**Instructions for the task**:
Images are not part of the copy; transcribe all the data exactly.

**Items**:
[BEGIN]
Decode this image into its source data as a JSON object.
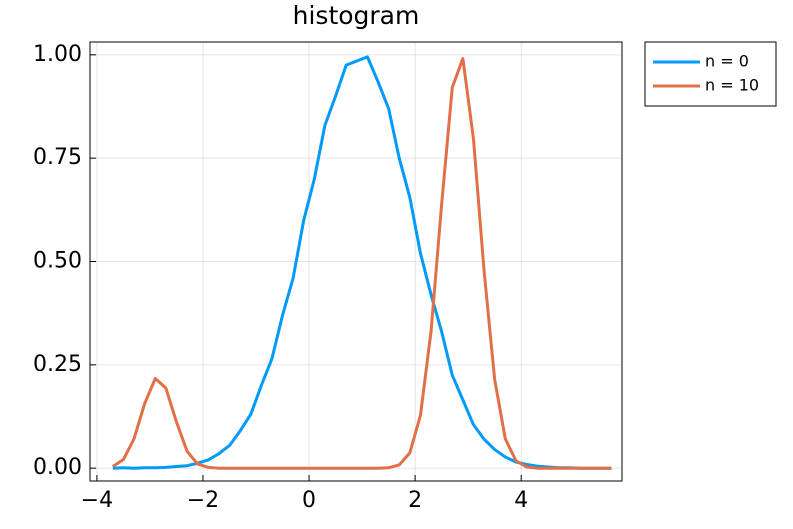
{
  "chart_data": {
    "type": "line",
    "title": "histogram",
    "x": [
      -3.7,
      -3.5,
      -3.3,
      -3.1,
      -2.9,
      -2.7,
      -2.5,
      -2.3,
      -2.1,
      -1.9,
      -1.7,
      -1.5,
      -1.3,
      -1.1,
      -0.9,
      -0.7,
      -0.5,
      -0.3,
      -0.1,
      0.1,
      0.3,
      0.5,
      0.7,
      0.9,
      1.1,
      1.3,
      1.5,
      1.7,
      1.9,
      2.1,
      2.3,
      2.5,
      2.7,
      2.9,
      3.1,
      3.3,
      3.5,
      3.7,
      3.9,
      4.1,
      4.3,
      4.5,
      4.7,
      4.9,
      5.1,
      5.3,
      5.5,
      5.7
    ],
    "series": [
      {
        "name": "n = 0",
        "color": "#009af9",
        "values": [
          0,
          0.001,
          0,
          0.001,
          0.001,
          0.002,
          0.004,
          0.006,
          0.012,
          0.02,
          0.035,
          0.055,
          0.09,
          0.13,
          0.2,
          0.265,
          0.37,
          0.46,
          0.6,
          0.7,
          0.83,
          0.9,
          0.975,
          0.985,
          0.995,
          0.935,
          0.87,
          0.75,
          0.655,
          0.52,
          0.42,
          0.33,
          0.225,
          0.165,
          0.105,
          0.07,
          0.045,
          0.027,
          0.015,
          0.009,
          0.005,
          0.003,
          0.001,
          0.001,
          0,
          0,
          0,
          0
        ]
      },
      {
        "name": "n = 10",
        "color": "#e26f46",
        "values": [
          0.004,
          0.021,
          0.071,
          0.156,
          0.217,
          0.194,
          0.112,
          0.041,
          0.01,
          0.002,
          0,
          0,
          0,
          0,
          0,
          0,
          0,
          0,
          0,
          0,
          0,
          0,
          0,
          0,
          0,
          0,
          0.001,
          0.008,
          0.037,
          0.128,
          0.331,
          0.639,
          0.921,
          0.991,
          0.796,
          0.477,
          0.214,
          0.071,
          0.018,
          0.003,
          0,
          0,
          0,
          0,
          0,
          0,
          0,
          0
        ]
      }
    ],
    "xlim": [
      -4.13,
      5.9
    ],
    "ylim": [
      -0.031,
      1.031
    ],
    "xticks": [
      {
        "value": -4,
        "label": "−4"
      },
      {
        "value": -2,
        "label": "−2"
      },
      0,
      2,
      4
    ],
    "yticks": [
      {
        "value": 0,
        "label": "0.00"
      },
      {
        "value": 0.25,
        "label": "0.25"
      },
      {
        "value": 0.5,
        "label": "0.50"
      },
      {
        "value": 0.75,
        "label": "0.75"
      },
      {
        "value": 1,
        "label": "1.00"
      }
    ],
    "grid": true,
    "legend": "outside-top-right"
  }
}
[END]
**Answer in full**:
Decode this image into its source data as a JSON object.
{
  "chart_data": {
    "type": "line",
    "title": "histogram",
    "x": [
      -3.7,
      -3.5,
      -3.3,
      -3.1,
      -2.9,
      -2.7,
      -2.5,
      -2.3,
      -2.1,
      -1.9,
      -1.7,
      -1.5,
      -1.3,
      -1.1,
      -0.9,
      -0.7,
      -0.5,
      -0.3,
      -0.1,
      0.1,
      0.3,
      0.5,
      0.7,
      0.9,
      1.1,
      1.3,
      1.5,
      1.7,
      1.9,
      2.1,
      2.3,
      2.5,
      2.7,
      2.9,
      3.1,
      3.3,
      3.5,
      3.7,
      3.9,
      4.1,
      4.3,
      4.5,
      4.7,
      4.9,
      5.1,
      5.3,
      5.5,
      5.7
    ],
    "series": [
      {
        "name": "n = 0",
        "color": "#009af9",
        "values": [
          0,
          0.001,
          0,
          0.001,
          0.001,
          0.002,
          0.004,
          0.006,
          0.012,
          0.02,
          0.035,
          0.055,
          0.09,
          0.13,
          0.2,
          0.265,
          0.37,
          0.46,
          0.6,
          0.7,
          0.83,
          0.9,
          0.975,
          0.985,
          0.995,
          0.935,
          0.87,
          0.75,
          0.655,
          0.52,
          0.42,
          0.33,
          0.225,
          0.165,
          0.105,
          0.07,
          0.045,
          0.027,
          0.015,
          0.009,
          0.005,
          0.003,
          0.001,
          0.001,
          0,
          0,
          0,
          0
        ]
      },
      {
        "name": "n = 10",
        "color": "#e26f46",
        "values": [
          0.004,
          0.021,
          0.071,
          0.156,
          0.217,
          0.194,
          0.112,
          0.041,
          0.01,
          0.002,
          0,
          0,
          0,
          0,
          0,
          0,
          0,
          0,
          0,
          0,
          0,
          0,
          0,
          0,
          0,
          0,
          0.001,
          0.008,
          0.037,
          0.128,
          0.331,
          0.639,
          0.921,
          0.991,
          0.796,
          0.477,
          0.214,
          0.071,
          0.018,
          0.003,
          0,
          0,
          0,
          0,
          0,
          0,
          0,
          0
        ]
      }
    ],
    "xlim": [
      -4.13,
      5.9
    ],
    "ylim": [
      -0.031,
      1.031
    ],
    "xticks": [
      {
        "value": -4,
        "label": "−4"
      },
      {
        "value": -2,
        "label": "−2"
      },
      0,
      2,
      4
    ],
    "yticks": [
      {
        "value": 0,
        "label": "0.00"
      },
      {
        "value": 0.25,
        "label": "0.25"
      },
      {
        "value": 0.5,
        "label": "0.50"
      },
      {
        "value": 0.75,
        "label": "0.75"
      },
      {
        "value": 1,
        "label": "1.00"
      }
    ],
    "grid": true,
    "legend": "outside-top-right"
  }
}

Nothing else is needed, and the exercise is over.